SET PROBLEM. Select every line below containing the word "Required".

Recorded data
※ ※ ※

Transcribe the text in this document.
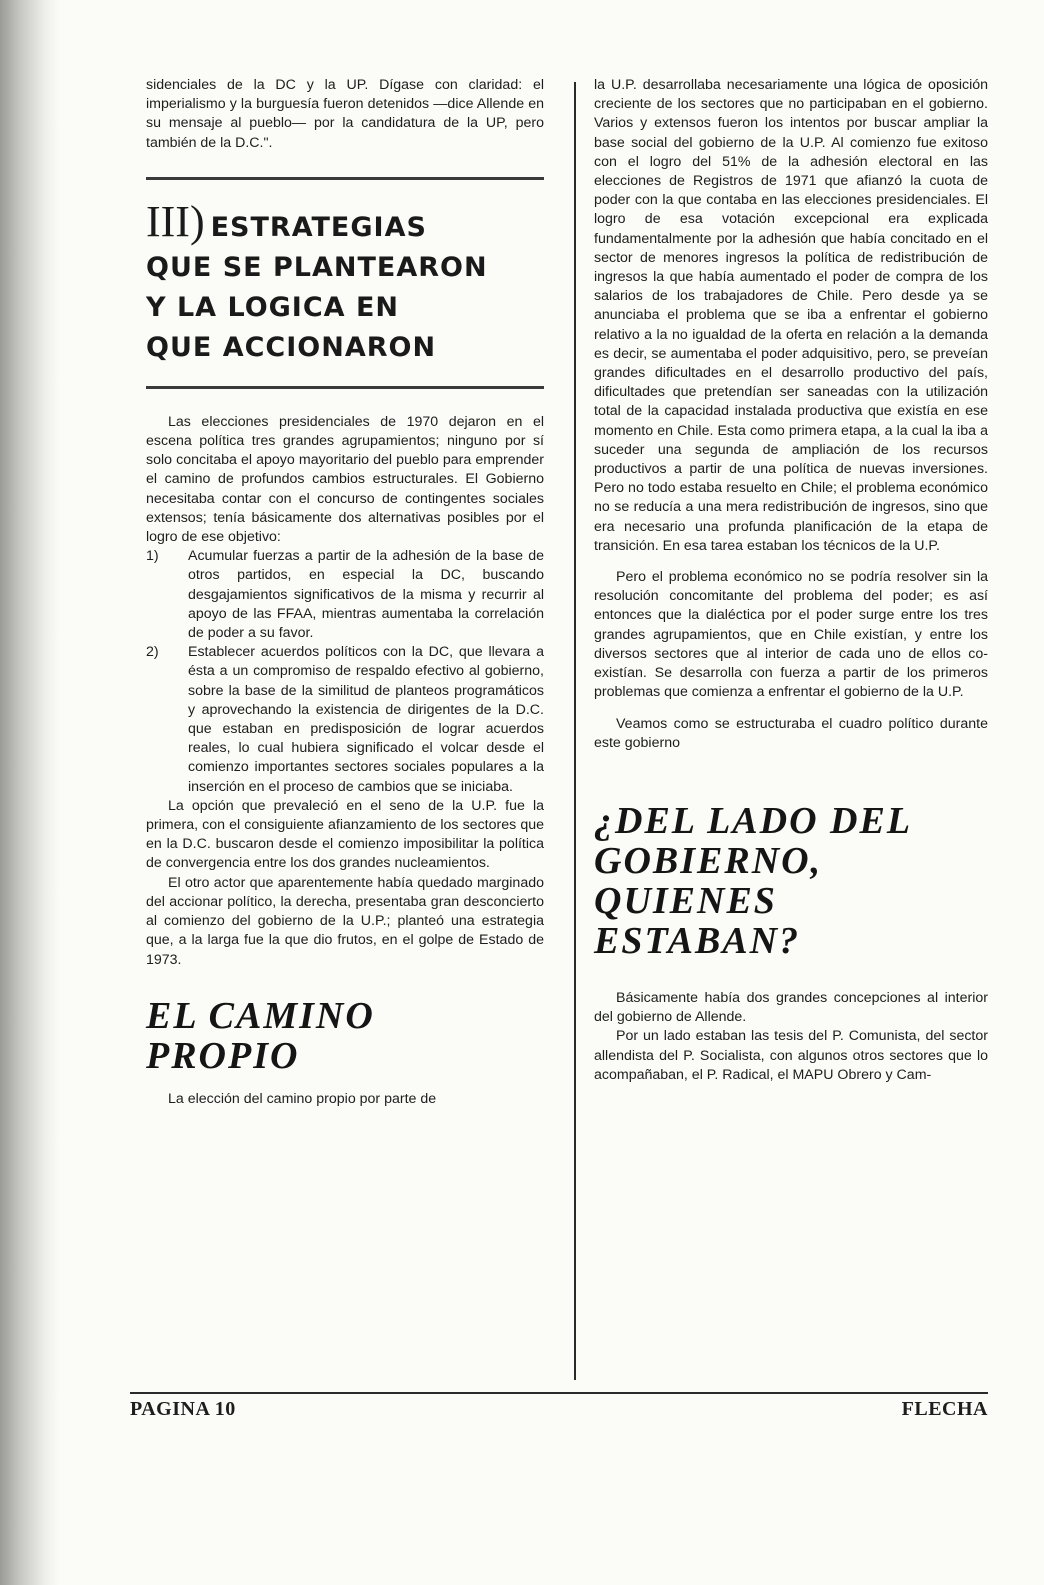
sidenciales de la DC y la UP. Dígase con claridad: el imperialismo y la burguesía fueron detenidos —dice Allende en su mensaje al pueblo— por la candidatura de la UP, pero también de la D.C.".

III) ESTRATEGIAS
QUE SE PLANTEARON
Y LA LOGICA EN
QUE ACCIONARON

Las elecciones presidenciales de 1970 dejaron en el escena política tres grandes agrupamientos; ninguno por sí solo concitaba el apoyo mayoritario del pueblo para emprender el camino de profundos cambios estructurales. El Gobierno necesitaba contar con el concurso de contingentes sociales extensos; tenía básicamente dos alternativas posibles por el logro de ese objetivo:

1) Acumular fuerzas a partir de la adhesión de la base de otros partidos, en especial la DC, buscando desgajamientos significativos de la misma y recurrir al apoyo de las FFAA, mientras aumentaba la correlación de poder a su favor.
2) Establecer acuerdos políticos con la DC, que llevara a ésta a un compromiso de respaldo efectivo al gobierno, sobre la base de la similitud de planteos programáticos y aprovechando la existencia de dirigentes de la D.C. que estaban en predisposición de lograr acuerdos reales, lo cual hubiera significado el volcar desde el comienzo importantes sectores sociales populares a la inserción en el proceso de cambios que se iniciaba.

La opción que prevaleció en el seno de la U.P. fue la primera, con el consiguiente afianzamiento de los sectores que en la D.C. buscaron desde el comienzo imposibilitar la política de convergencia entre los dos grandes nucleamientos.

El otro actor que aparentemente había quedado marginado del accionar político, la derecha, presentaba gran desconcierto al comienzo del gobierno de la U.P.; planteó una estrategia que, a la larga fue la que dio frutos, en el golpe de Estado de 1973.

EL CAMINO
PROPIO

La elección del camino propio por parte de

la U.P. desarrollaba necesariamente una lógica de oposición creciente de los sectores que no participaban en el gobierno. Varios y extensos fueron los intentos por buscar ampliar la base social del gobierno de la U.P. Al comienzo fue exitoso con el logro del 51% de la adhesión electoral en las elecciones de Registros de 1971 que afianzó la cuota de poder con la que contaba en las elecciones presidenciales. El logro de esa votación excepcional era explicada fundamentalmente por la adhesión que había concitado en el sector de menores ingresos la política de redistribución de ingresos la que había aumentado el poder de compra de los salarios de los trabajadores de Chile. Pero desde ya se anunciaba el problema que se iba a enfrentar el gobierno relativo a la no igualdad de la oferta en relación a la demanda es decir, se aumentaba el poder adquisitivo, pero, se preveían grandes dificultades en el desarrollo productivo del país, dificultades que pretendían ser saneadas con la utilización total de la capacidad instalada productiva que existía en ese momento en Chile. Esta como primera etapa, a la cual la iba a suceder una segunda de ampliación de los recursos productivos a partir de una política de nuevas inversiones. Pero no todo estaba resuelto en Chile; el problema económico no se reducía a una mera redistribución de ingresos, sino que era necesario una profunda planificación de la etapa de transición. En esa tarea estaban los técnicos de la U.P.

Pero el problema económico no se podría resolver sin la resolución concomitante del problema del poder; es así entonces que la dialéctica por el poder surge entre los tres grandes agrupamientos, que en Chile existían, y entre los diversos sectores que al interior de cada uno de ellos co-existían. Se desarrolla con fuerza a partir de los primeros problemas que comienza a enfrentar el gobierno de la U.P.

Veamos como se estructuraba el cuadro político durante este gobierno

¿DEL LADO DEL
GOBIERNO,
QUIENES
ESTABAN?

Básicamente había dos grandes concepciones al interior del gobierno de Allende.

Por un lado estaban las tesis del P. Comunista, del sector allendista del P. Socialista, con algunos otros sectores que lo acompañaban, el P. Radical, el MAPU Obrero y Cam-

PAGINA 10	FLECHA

※ ※ ※

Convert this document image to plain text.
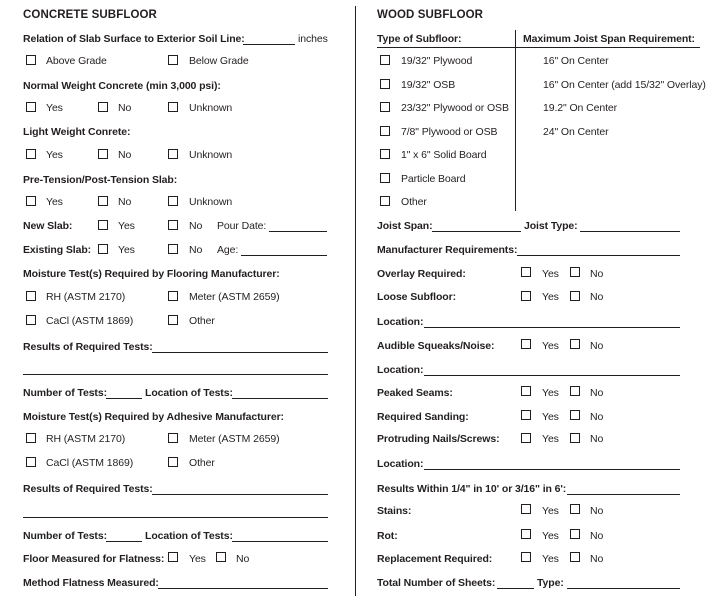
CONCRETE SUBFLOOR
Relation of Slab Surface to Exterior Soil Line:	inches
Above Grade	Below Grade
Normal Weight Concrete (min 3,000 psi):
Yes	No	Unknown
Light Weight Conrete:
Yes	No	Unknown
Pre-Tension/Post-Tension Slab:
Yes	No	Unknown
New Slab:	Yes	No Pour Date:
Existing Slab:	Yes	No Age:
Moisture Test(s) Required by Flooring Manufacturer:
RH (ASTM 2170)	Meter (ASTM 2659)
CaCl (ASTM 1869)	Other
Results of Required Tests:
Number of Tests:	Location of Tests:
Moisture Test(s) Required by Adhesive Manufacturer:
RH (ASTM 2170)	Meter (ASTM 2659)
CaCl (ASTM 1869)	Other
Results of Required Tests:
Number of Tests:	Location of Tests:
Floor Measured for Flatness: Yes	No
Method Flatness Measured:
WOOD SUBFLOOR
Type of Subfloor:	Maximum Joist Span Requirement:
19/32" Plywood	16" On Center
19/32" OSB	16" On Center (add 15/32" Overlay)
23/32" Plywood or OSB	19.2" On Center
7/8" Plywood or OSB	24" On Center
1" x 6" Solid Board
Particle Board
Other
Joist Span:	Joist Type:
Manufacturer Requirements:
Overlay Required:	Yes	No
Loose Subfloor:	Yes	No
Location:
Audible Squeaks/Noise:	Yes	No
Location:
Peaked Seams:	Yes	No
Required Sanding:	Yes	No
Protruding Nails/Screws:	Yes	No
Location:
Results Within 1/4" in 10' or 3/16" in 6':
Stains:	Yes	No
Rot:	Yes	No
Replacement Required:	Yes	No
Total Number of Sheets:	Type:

※ ※ ※

OUTPUT FOR THIS TASK.
Moisture Test(s) Required by Flooring Manufacturer:
Results of Required Tests:
Moisture Test(s) Required by Adhesive Manufacturer:
Results of Required Tests:
Overlay Required:	Yes	No
Required Sanding:	Yes	No
Replacement Required:	Yes	No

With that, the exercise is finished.